## Begin SUPPLIED MATERIAL

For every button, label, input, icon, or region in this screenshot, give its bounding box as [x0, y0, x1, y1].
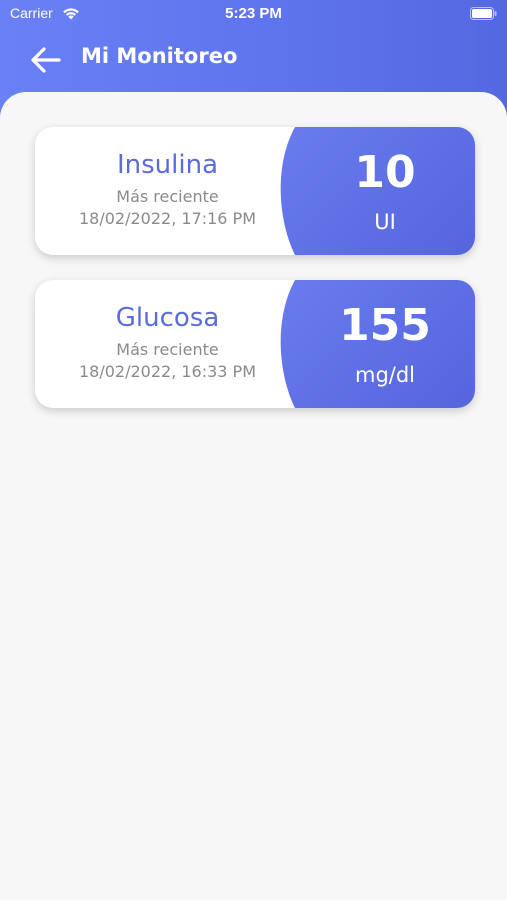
card-unit: mg/dl — [354, 363, 416, 387]
battery-icon — [470, 7, 497, 20]
card-title: Glucosa — [115, 303, 220, 333]
card-subtitle: Más reciente — [116, 187, 219, 206]
card-value-panel: 155 mg/dl — [275, 280, 475, 408]
card-unit: UI — [374, 210, 396, 234]
back-button[interactable] — [28, 42, 64, 78]
insulin-card[interactable]: Insulina Más reciente 18/02/2022, 17:16 … — [35, 127, 475, 255]
glucose-card[interactable]: Glucosa Más reciente 18/02/2022, 16:33 P… — [35, 280, 475, 408]
card-value-panel: 10 UI — [275, 127, 475, 255]
card-value: 10 — [354, 147, 416, 198]
card-title: Insulina — [116, 150, 219, 180]
card-info: Insulina Más reciente 18/02/2022, 17:16 … — [35, 127, 300, 255]
card-subtitle: Más reciente — [116, 340, 219, 359]
status-bar: Carrier 5:23 PM — [0, 0, 507, 28]
card-value: 155 — [339, 300, 431, 351]
page-title: Mi Monitoreo — [81, 44, 238, 68]
main-content: Insulina Más reciente 18/02/2022, 17:16 … — [0, 92, 507, 900]
card-date: 18/02/2022, 16:33 PM — [78, 362, 257, 381]
card-date: 18/02/2022, 17:16 PM — [78, 209, 257, 228]
arrow-left-icon — [31, 47, 61, 73]
clock: 5:23 PM — [225, 5, 282, 22]
card-info: Glucosa Más reciente 18/02/2022, 16:33 P… — [35, 280, 300, 408]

## End SUPPLIED MATERIAL

Please rewrite all of the material above as a numbered list, one line per item, skipping any blank lines. Leave the pictures out of your answer.

SOLUTION FOR THIS PROBLEM
1. For every button, label, input, icon, or region in this screenshot, give its bounding box as [x0, y0, x1, y1].
2. card-unit: mg/dl — [354, 363, 416, 387]
3. battery-icon — [470, 7, 497, 20]
4. card-title: Glucosa — [115, 303, 220, 333]
5. card-subtitle: Más reciente — [116, 187, 219, 206]
6. card-value-panel: 155 mg/dl — [275, 280, 475, 408]
7. card-unit: UI — [374, 210, 396, 234]
8. back-button[interactable] — [28, 42, 64, 78]
9. insulin-card[interactable]: Insulina Más reciente 18/02/2022, 17:16 … — [35, 127, 475, 255]
10. glucose-card[interactable]: Glucosa Más reciente 18/02/2022, 16:33 P… — [35, 280, 475, 408]
11. card-value-panel: 10 UI — [275, 127, 475, 255]
12. card-value: 10 — [354, 147, 416, 198]
13. card-title: Insulina — [116, 150, 219, 180]
14. card-info: Insulina Más reciente 18/02/2022, 17:16 … — [35, 127, 300, 255]
15. card-subtitle: Más reciente — [116, 340, 219, 359]
16. status-bar: Carrier 5:23 PM — [0, 0, 507, 28]
17. card-value: 155 — [339, 300, 431, 351]
18. page-title: Mi Monitoreo — [81, 44, 238, 68]
19. main-content: Insulina Más reciente 18/02/2022, 17:16 … — [0, 92, 507, 900]
20. card-date: 18/02/2022, 16:33 PM — [78, 362, 257, 381]
21. card-date: 18/02/2022, 17:16 PM — [78, 209, 257, 228]
22. arrow-left-icon — [31, 47, 61, 73]
23. clock: 5:23 PM — [225, 5, 282, 22]
24. card-info: Glucosa Más reciente 18/02/2022, 16:33 P… — [35, 280, 300, 408]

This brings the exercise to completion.